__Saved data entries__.
————

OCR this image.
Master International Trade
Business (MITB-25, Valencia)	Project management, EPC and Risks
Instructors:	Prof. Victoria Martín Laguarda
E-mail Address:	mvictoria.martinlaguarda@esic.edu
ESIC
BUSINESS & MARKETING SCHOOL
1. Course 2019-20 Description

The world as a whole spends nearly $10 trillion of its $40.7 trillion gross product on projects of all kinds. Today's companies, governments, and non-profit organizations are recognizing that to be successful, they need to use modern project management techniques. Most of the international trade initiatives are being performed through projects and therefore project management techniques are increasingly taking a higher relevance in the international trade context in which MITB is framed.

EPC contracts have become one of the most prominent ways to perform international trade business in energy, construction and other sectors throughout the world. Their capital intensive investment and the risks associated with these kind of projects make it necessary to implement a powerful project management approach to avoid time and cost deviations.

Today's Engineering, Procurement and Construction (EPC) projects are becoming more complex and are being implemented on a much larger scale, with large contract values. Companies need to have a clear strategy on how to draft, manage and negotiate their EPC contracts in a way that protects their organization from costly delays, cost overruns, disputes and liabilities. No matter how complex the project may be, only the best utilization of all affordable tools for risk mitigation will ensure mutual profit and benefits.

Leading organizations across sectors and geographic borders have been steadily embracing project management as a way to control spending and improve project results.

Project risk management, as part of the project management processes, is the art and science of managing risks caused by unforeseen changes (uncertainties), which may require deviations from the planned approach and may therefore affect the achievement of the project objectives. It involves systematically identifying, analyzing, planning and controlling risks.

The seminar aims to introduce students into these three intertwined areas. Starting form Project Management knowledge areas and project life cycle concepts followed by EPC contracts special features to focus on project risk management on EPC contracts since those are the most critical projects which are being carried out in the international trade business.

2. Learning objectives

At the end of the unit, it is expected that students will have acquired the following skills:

————

__Challenge__. Read the entries above, then pull out the lines that include "profit".

__Solution to this problem__.
The world as a whole spends nearly $10 trillion of its $40.7 trillion gross product on projects of all kinds. Today's companies, governments, and non-profit organizations are recognizing that to be successful, they need to use modern project management techniques. Most of the international trade initiatives are being performed through projects and therefore project management techniques are increasingly taking a higher relevance in the international trade context in which MITB is framed.
Today's Engineering, Procurement and Construction (EPC) projects are becoming more complex and are being implemented on a much larger scale, with large contract values. Companies need to have a clear strategy on how to draft, manage and negotiate their EPC contracts in a way that protects their organization from costly delays, cost overruns, disputes and liabilities. No matter how complex the project may be, only the best utilization of all affordable tools for risk mitigation will ensure mutual profit and benefits.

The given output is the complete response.